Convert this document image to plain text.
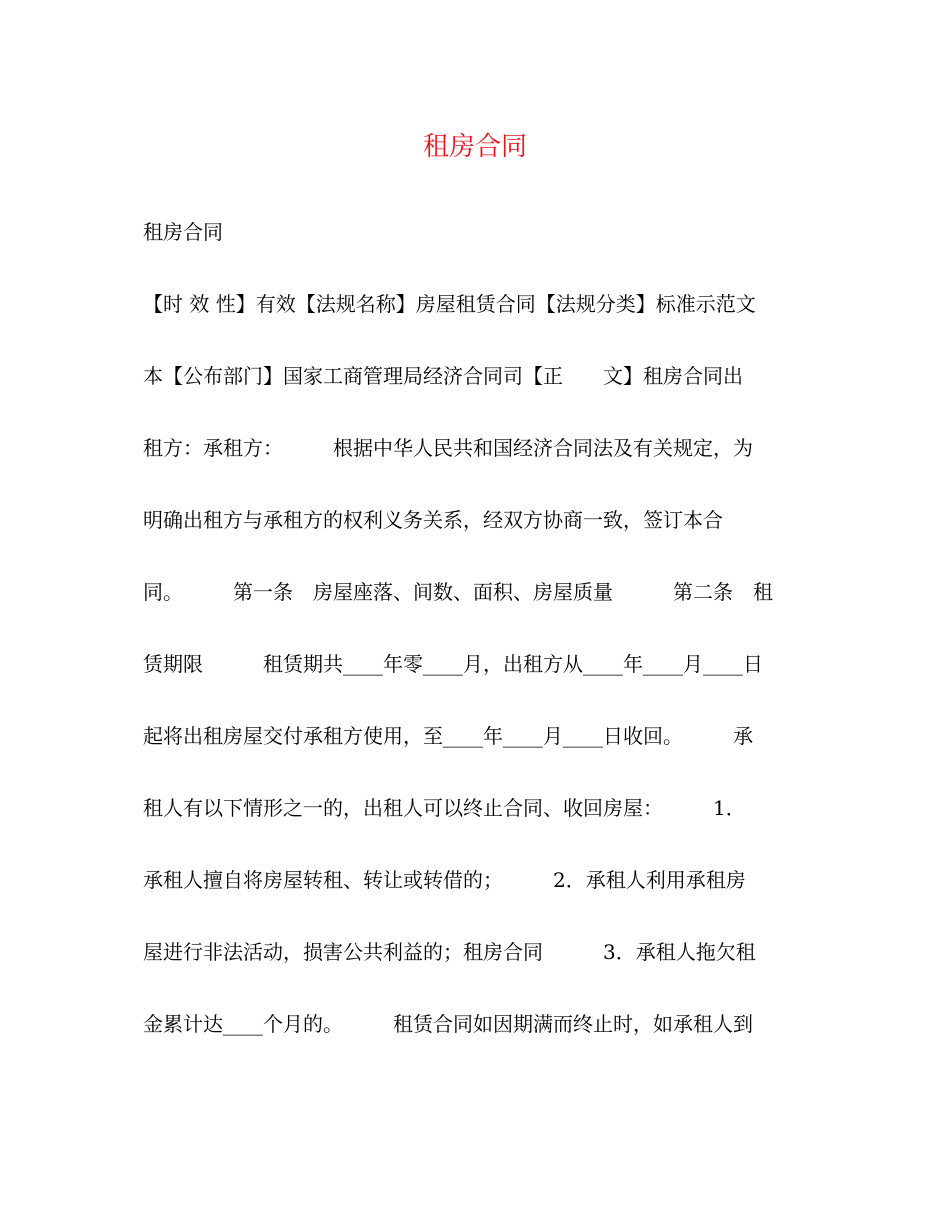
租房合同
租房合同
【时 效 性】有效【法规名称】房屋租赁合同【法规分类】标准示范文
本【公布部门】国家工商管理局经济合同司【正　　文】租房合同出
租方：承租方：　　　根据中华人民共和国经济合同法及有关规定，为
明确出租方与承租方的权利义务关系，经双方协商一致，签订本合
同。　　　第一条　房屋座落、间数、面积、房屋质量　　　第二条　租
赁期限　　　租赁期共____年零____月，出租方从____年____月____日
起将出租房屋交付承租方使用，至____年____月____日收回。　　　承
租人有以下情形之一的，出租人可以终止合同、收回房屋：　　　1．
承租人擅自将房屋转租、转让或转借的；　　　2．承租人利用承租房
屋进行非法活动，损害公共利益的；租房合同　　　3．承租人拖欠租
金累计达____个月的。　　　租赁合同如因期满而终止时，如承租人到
****************
#### What to do:
Without the pictures, transcribe the listing above exactly.

#### Written solution:
Convert this document image to plain text.
租房合同
租房合同
【时 效 性】有效【法规名称】房屋租赁合同【法规分类】标准示范文
本【公布部门】国家工商管理局经济合同司【正　　文】租房合同出
租方：承租方：　　　根据中华人民共和国经济合同法及有关规定，为
明确出租方与承租方的权利义务关系，经双方协商一致，签订本合
同。　　　第一条　房屋座落、间数、面积、房屋质量　　　第二条　租
赁期限　　　租赁期共____年零____月，出租方从____年____月____日
起将出租房屋交付承租方使用，至____年____月____日收回。　　　承
租人有以下情形之一的，出租人可以终止合同、收回房屋：　　　1．
承租人擅自将房屋转租、转让或转借的；　　　2．承租人利用承租房
屋进行非法活动，损害公共利益的；租房合同　　　3．承租人拖欠租
金累计达____个月的。　　　租赁合同如因期满而终止时，如承租人到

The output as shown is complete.